■ TEXTO DE ORIGEN

-----

El 27 de marzo es el Día Mundial del Teatro, y para que Viento Sur se sume a la fecha elijo un pantallazo del rico cofre de recuerdos escénicos.
Es muy sabido y está en todas las historias de nuestra escena que el teatro argentino nació de la notable creatividad de la familia Podestá: ellos fueron transformando el circo criollo en situaciones melodramáticas de muy fuerte llegada al público. El ejemplo mayor y decisivo fueron los “gauchos alzaos”, de actitudes nobles, solidarios con los pobres, enfrentados casi siempre con los milicos de la policía y verdaderos centauros que formaban un cuerpo único con su caballito criollo. Y así, con esos cuadros tan primitivos, fueron dejando el circo para convertirse de acróbatas en actores. Enseguida surgieron los autores que con sabiduría pulsaron la bordona de la sensibilidad popular: el padre del hecho dramático en este origen literario fue Eduardo Gutiérrez, autor de la novela Juan Moreira, cuyo contenido devenido pantomima fue la semilla del teatro nacional.

-----

■ CONJUNTO DE DATOS
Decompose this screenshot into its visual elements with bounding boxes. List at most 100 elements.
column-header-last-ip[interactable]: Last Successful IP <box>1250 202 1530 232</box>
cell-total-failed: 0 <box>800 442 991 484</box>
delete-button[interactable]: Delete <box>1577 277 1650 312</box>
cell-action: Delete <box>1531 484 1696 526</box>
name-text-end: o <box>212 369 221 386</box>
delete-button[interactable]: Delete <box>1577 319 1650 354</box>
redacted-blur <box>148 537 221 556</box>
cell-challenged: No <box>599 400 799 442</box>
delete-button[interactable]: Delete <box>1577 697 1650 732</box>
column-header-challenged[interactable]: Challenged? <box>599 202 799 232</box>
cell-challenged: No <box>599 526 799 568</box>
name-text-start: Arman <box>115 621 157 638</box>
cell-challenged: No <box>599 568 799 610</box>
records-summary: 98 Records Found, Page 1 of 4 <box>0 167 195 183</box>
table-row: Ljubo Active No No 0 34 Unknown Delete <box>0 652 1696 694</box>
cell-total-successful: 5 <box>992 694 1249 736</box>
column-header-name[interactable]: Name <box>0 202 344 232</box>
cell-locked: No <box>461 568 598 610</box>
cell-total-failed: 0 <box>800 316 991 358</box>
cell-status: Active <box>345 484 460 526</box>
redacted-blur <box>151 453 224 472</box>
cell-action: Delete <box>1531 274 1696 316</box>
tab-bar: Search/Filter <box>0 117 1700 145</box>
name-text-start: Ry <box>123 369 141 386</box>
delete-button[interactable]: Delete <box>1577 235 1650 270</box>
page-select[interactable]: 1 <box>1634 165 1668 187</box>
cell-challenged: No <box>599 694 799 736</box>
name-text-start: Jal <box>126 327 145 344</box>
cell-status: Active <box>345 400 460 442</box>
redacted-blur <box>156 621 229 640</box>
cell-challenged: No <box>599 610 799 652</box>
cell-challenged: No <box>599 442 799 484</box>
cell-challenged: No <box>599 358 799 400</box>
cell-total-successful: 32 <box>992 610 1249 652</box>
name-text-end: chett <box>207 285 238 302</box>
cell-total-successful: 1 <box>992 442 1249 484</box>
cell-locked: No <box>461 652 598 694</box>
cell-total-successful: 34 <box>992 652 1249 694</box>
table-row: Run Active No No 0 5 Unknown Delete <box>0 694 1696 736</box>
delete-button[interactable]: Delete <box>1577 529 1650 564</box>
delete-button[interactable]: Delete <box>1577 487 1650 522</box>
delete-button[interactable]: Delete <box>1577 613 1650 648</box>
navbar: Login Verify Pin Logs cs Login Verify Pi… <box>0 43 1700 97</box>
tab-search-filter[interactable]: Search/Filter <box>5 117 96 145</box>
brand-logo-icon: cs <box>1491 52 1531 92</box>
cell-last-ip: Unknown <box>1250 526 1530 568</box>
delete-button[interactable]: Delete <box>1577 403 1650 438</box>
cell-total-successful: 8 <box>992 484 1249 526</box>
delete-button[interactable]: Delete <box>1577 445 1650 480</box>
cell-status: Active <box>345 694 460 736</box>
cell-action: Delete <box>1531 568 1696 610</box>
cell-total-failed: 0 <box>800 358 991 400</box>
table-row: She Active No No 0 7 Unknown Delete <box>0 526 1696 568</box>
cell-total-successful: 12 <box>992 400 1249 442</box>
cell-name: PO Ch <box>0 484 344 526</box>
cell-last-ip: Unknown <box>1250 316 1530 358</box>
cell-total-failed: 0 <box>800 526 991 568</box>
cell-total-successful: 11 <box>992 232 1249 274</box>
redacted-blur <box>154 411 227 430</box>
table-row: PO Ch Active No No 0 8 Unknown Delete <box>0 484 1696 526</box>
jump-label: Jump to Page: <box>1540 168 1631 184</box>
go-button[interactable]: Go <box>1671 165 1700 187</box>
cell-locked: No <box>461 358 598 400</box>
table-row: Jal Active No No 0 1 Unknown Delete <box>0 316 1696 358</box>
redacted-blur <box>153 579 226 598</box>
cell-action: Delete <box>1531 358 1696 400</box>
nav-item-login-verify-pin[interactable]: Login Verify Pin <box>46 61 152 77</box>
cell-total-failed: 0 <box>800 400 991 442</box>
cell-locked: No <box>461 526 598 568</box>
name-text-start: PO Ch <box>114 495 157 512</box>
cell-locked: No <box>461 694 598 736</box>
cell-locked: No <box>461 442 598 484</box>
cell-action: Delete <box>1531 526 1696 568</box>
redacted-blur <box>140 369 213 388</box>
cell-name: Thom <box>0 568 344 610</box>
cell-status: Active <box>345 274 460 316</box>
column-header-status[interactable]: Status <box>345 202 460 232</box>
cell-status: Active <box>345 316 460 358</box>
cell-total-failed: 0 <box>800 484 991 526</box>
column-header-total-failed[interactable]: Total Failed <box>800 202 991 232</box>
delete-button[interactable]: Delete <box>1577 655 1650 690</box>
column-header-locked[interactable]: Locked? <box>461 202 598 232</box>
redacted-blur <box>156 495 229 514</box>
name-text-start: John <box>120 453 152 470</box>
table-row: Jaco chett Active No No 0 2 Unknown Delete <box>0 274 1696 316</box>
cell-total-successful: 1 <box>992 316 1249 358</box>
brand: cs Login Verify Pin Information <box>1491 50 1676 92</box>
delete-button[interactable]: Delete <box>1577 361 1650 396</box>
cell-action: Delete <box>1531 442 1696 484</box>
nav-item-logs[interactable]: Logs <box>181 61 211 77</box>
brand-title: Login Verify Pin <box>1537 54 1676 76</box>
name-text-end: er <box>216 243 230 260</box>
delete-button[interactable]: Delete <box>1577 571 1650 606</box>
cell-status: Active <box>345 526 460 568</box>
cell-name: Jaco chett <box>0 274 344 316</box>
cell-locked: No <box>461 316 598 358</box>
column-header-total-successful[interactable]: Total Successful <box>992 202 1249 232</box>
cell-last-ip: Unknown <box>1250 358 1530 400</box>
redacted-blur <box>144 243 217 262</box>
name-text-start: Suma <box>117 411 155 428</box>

-----

■ TAREAS A REALIZAR
- a) Indica si cada afirmación concuerda con el texto sobre los orígenes del teatro argentino. Responde sí o no y cita literalmente las palabras del texto que lo deciden. (i) La familia Podestá transformó el circo criollo en situaciones melodramáticas. (ii) Los "gauchos alzaos" solían aliarse con la policía. (iii) Juan Moreira fue en su origen una obra de teatro escrita por Eduardo Gutiérrez.
- b) Prosigue el texto sobre los orígenes del teatro argentino a partir de su última oración.

■ RESULTADOS OBTENIDOS
- a)
(i) Sí: "ellos fueron transformando el circo criollo en situaciones melodramáticas de muy fuerte llegada al público".
(ii) No: "enfrentados casi siempre con los milicos de la policía".
(iii) No: "autor de la novela Juan Moreira".

- b)
Varios de los Podestá fueron figuras clave como Pepe y Jerónimo, pero no tanto como Blanca, gran actriz dramática que hasta tuvo el honor post mortem de que la sala donde casi siempre actuó, el Smart, fuera bautizada con su nombre, hoy Multiteatro. También María Esther se destacó aunque con otro perfil más romántico que el de su parienta: tuvo —según el decir popular— los ojos más lindos del mundo, una antecesora de Amelia Bence. Pero el auténtico león de la familia, la fiera indomable que hacía temblar a la platea, fue Pablo. De existencia efímera —vivió poco y mal— quedó confinado a las zonas más escondidas de la memoria porque partió en 1923 a los 47 años, y se perdió buena parte de la época de oro de nuestros escenarios. Se llamó Cecilio Pablo Fernando Podestá y era nacido en Uruguay, donde la troupe familiar actuó mucho.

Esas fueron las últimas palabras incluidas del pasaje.